Task instructions: Reproduce the listing verbatim.

Listing:

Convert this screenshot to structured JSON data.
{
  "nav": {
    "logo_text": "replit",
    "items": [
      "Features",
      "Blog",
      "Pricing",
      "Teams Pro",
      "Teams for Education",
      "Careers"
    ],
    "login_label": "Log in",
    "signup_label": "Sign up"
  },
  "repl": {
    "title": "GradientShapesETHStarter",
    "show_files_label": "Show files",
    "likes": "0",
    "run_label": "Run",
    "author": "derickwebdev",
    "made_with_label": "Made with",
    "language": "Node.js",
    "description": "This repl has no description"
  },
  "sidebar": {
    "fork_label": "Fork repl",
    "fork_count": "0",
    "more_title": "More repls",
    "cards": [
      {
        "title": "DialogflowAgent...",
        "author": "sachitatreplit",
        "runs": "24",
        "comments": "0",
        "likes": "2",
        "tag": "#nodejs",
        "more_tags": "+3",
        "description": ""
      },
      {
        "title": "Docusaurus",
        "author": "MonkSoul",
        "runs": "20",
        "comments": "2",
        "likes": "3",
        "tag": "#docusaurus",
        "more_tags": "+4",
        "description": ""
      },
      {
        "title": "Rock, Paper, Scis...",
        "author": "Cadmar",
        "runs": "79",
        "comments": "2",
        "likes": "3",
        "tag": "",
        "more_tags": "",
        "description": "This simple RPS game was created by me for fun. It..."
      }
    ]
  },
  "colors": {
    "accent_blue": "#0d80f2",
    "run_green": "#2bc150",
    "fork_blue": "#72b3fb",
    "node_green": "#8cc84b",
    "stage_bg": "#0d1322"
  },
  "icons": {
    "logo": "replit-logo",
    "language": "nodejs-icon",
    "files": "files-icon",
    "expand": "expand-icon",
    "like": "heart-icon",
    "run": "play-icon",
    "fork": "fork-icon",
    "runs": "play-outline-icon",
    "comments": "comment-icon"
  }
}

Full solution:
Convert this screenshot to structured JSON data.
{
  "nav": {
    "logo_text": "replit",
    "items": [
      "Features",
      "Blog",
      "Pricing",
      "Teams Pro",
      "Teams for Education",
      "Careers"
    ],
    "login_label": "Log in",
    "signup_label": "Sign up"
  },
  "repl": {
    "title": "GradientShapesETHStarter",
    "show_files_label": "Show files",
    "likes": "0",
    "run_label": "Run",
    "author": "derickwebdev",
    "made_with_label": "Made with",
    "language": "Node.js",
    "description": "This repl has no description"
  },
  "sidebar": {
    "fork_label": "Fork repl",
    "fork_count": "0",
    "more_title": "More repls",
    "cards": [
      {
        "title": "DialogflowAgent...",
        "author": "sachitatreplit",
        "runs": "24",
        "comments": "0",
        "likes": "2",
        "tag": "#nodejs",
        "more_tags": "+3",
        "description": ""
      },
      {
        "title": "Docusaurus",
        "author": "MonkSoul",
        "runs": "20",
        "comments": "2",
        "likes": "3",
        "tag": "#docusaurus",
        "more_tags": "+4",
        "description": ""
      },
      {
        "title": "Rock, Paper, Scis...",
        "author": "Cadmar",
        "runs": "79",
        "comments": "2",
        "likes": "3",
        "tag": "",
        "more_tags": "",
        "description": "This simple RPS game was created by me for fun. It..."
      }
    ]
  },
  "colors": {
    "accent_blue": "#0d80f2",
    "run_green": "#2bc150",
    "fork_blue": "#72b3fb",
    "node_green": "#8cc84b",
    "stage_bg": "#0d1322"
  },
  "icons": {
    "logo": "replit-logo",
    "language": "nodejs-icon",
    "files": "files-icon",
    "expand": "expand-icon",
    "like": "heart-icon",
    "run": "play-icon",
    "fork": "fork-icon",
    "runs": "play-outline-icon",
    "comments": "comment-icon"
  }
}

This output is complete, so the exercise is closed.